◆ **Material for this exercise**
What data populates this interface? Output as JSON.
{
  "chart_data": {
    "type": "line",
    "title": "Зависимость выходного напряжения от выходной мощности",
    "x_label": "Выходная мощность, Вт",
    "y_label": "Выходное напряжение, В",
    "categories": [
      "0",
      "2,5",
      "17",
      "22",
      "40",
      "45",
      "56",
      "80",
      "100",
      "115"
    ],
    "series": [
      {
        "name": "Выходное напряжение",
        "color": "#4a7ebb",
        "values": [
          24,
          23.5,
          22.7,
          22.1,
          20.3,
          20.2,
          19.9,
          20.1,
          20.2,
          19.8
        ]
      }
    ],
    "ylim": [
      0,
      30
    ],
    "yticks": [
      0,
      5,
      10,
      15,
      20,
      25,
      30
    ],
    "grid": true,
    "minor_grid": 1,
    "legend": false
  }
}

---

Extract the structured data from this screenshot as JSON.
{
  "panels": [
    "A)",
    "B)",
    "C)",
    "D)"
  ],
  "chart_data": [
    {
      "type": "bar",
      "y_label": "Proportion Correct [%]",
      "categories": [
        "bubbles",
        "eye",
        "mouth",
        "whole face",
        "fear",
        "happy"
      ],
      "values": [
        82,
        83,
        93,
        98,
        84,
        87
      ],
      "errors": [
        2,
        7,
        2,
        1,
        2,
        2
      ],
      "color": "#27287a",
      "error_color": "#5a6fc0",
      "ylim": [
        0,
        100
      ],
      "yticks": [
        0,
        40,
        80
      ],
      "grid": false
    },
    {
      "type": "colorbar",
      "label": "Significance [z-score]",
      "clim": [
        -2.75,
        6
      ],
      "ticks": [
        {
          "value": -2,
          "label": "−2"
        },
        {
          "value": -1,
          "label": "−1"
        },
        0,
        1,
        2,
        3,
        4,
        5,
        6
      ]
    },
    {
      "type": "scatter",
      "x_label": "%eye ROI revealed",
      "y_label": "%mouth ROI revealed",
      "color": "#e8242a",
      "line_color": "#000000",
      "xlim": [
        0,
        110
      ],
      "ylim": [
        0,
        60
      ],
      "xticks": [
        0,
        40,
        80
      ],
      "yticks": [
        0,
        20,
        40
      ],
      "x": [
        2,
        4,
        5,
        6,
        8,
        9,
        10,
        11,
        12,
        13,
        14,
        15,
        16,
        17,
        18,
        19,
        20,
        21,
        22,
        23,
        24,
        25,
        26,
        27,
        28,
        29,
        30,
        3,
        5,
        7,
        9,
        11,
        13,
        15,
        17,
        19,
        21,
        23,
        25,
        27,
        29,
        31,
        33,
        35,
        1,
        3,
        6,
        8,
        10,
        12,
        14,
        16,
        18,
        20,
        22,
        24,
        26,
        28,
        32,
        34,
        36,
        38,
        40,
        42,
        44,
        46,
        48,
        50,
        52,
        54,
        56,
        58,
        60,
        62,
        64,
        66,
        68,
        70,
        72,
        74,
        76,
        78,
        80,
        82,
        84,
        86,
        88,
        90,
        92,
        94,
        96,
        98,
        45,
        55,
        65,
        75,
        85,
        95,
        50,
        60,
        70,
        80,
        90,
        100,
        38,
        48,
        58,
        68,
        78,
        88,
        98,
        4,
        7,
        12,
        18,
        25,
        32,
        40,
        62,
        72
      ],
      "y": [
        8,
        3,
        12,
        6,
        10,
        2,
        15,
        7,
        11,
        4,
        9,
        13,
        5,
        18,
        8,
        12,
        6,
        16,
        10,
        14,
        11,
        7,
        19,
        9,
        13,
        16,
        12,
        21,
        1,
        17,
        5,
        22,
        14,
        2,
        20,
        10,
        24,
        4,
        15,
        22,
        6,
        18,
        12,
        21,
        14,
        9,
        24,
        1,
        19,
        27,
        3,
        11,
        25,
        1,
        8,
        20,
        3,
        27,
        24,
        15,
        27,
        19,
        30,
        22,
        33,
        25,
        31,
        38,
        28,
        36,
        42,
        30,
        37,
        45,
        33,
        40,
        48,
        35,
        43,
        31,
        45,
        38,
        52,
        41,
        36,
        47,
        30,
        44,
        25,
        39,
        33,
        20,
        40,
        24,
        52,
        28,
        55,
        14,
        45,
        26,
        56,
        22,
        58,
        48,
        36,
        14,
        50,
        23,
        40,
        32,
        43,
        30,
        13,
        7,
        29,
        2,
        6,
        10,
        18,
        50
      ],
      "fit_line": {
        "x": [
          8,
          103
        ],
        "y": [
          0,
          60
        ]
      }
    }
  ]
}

◆ **Written request**
Copy out every line of the material above that mentions the word "revealed".

◆ **Exercise solution**
      "x_label": "%eye ROI revealed",
      "y_label": "%mouth ROI revealed",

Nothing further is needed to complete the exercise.